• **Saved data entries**
----------------------------------------

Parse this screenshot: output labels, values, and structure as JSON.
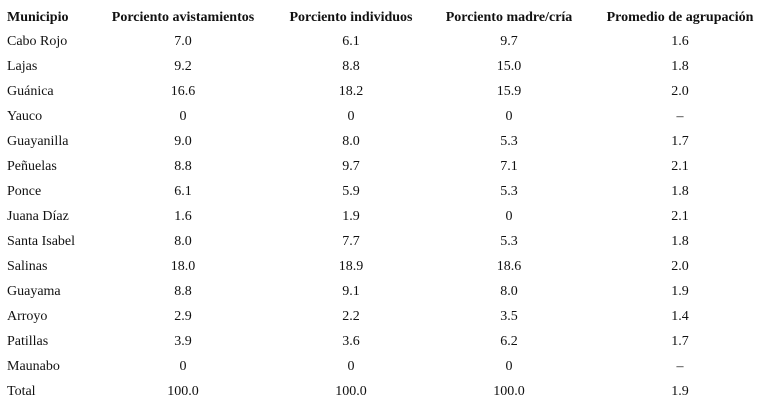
{
  "table": {
    "header": [
      "Municipio",
      "Porciento avistamientos",
      "Porciento individuos",
      "Porciento madre/cría",
      "Promedio de agrupación"
    ],
    "rows": [
      [
        "Cabo Rojo",
        "7.0",
        "6.1",
        "9.7",
        "1.6"
      ],
      [
        "Lajas",
        "9.2",
        "8.8",
        "15.0",
        "1.8"
      ],
      [
        "Guánica",
        "16.6",
        "18.2",
        "15.9",
        "2.0"
      ],
      [
        "Yauco",
        "0",
        "0",
        "0",
        "–"
      ],
      [
        "Guayanilla",
        "9.0",
        "8.0",
        "5.3",
        "1.7"
      ],
      [
        "Peñuelas",
        "8.8",
        "9.7",
        "7.1",
        "2.1"
      ],
      [
        "Ponce",
        "6.1",
        "5.9",
        "5.3",
        "1.8"
      ],
      [
        "Juana Díaz",
        "1.6",
        "1.9",
        "0",
        "2.1"
      ],
      [
        "Santa Isabel",
        "8.0",
        "7.7",
        "5.3",
        "1.8"
      ],
      [
        "Salinas",
        "18.0",
        "18.9",
        "18.6",
        "2.0"
      ],
      [
        "Guayama",
        "8.8",
        "9.1",
        "8.0",
        "1.9"
      ],
      [
        "Arroyo",
        "2.9",
        "2.2",
        "3.5",
        "1.4"
      ],
      [
        "Patillas",
        "3.9",
        "3.6",
        "6.2",
        "1.7"
      ],
      [
        "Maunabo",
        "0",
        "0",
        "0",
        "–"
      ],
      [
        "Total",
        "100.0",
        "100.0",
        "100.0",
        "1.9"
      ]
    ]
  }
}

----------------------------------------

• **EXERCISE TASK**
Select every line where the word "Porciento" occurs.

• **RIGHT ANSWER**
      "Porciento avistamientos",
      "Porciento individuos",
      "Porciento madre/cría",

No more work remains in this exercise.